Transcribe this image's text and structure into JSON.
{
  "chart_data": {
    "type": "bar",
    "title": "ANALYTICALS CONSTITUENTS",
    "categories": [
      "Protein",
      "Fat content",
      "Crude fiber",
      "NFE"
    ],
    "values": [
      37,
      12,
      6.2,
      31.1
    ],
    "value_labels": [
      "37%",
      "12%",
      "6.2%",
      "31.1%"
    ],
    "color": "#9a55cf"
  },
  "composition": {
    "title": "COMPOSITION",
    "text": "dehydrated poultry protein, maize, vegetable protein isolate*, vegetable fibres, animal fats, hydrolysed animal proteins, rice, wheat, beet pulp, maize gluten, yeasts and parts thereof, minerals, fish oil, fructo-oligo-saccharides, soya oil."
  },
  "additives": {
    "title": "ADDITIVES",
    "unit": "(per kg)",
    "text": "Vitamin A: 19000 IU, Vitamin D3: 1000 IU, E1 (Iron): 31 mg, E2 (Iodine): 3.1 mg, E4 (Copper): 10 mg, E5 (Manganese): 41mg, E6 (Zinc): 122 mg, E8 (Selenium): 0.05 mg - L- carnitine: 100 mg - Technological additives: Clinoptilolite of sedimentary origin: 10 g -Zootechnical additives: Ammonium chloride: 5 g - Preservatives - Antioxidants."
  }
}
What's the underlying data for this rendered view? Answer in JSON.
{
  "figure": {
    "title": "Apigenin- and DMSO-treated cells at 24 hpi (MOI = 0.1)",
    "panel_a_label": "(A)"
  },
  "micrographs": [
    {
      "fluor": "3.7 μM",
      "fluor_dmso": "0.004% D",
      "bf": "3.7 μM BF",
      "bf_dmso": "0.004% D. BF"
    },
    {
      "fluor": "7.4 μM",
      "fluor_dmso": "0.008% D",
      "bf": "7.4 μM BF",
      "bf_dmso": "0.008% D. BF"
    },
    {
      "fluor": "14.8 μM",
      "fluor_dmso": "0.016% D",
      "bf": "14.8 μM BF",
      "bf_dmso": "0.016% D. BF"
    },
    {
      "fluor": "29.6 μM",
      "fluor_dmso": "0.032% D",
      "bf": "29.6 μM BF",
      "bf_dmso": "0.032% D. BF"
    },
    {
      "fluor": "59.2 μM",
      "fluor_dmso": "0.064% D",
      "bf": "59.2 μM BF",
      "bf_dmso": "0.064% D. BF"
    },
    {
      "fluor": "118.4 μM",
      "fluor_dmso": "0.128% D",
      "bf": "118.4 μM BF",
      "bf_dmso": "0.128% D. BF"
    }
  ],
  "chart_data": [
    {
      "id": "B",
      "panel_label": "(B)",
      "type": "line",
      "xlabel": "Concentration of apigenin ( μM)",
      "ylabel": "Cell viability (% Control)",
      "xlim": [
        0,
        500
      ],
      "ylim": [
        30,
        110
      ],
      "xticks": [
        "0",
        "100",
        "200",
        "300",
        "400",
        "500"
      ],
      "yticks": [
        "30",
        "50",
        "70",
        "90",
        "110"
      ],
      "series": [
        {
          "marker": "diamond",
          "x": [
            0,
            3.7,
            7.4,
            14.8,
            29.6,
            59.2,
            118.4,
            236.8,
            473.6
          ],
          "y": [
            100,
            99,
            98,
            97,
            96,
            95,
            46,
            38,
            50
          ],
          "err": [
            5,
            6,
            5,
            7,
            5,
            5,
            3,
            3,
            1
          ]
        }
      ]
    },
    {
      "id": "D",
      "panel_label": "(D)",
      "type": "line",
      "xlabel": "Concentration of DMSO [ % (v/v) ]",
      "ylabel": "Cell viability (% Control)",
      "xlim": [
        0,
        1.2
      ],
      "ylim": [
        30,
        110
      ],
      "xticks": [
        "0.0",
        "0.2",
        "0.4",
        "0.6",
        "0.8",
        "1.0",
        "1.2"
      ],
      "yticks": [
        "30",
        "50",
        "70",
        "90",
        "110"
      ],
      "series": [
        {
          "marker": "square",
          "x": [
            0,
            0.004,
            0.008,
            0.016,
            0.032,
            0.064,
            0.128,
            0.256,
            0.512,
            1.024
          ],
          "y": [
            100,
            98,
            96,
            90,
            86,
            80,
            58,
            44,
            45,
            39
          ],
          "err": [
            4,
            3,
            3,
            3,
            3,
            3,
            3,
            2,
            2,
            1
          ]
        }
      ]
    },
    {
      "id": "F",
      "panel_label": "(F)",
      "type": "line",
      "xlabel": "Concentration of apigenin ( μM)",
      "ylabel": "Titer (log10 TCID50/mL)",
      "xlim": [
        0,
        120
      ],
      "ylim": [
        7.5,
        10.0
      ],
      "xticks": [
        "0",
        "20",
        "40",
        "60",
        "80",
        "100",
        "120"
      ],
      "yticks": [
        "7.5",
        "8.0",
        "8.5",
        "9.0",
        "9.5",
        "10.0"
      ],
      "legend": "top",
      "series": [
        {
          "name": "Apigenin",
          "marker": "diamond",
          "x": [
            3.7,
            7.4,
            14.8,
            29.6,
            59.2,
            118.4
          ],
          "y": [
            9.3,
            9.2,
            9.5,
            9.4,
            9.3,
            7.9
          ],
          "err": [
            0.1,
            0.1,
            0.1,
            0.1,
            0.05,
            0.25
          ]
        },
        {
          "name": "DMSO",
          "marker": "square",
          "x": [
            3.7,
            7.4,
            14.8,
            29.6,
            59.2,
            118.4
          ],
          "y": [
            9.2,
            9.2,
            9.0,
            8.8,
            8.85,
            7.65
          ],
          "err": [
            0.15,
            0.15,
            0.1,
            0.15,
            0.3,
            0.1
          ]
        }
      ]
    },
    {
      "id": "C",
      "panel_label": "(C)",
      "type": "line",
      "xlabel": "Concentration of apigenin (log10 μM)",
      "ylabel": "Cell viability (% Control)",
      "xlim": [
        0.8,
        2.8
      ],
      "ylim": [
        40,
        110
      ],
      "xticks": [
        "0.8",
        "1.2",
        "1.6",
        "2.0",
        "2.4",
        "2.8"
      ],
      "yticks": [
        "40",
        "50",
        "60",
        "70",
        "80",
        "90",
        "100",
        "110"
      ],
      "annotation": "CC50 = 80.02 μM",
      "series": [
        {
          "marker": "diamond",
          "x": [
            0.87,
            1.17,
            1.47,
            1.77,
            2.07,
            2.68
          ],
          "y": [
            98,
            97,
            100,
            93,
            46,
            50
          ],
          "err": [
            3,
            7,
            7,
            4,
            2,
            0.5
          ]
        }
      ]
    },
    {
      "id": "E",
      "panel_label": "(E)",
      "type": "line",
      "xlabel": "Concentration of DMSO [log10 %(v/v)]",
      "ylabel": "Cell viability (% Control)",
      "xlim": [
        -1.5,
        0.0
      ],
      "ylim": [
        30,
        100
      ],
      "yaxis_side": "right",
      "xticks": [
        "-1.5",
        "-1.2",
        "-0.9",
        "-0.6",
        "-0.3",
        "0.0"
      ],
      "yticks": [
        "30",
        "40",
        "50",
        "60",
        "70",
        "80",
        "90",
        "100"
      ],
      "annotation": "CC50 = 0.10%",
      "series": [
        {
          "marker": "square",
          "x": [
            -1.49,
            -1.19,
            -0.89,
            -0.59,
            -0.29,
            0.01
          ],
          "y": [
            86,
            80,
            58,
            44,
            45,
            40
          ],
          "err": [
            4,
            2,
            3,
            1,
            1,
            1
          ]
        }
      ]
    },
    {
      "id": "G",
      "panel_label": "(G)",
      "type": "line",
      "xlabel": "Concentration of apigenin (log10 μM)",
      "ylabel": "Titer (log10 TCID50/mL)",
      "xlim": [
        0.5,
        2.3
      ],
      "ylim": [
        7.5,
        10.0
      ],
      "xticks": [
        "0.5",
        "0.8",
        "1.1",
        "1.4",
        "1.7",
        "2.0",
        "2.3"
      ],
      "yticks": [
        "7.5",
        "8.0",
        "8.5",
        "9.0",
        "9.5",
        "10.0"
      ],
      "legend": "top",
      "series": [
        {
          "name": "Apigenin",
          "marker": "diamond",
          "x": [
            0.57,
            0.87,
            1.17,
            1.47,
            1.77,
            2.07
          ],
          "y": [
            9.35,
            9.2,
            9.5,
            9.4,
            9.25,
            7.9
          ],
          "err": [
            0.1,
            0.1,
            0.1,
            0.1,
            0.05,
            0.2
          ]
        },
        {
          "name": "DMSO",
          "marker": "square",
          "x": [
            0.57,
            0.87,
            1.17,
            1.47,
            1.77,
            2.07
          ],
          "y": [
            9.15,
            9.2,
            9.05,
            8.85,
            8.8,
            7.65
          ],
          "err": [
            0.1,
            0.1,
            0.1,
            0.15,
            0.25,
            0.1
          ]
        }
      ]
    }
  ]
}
◇ ◇ ◇ ◇ ◇ ◇ ◇
● **EXERCISE DIRECTIONS**
State the number of lines above that hold the word "annotation", and say nothing else.

● **SOLVED EXERCISE**
2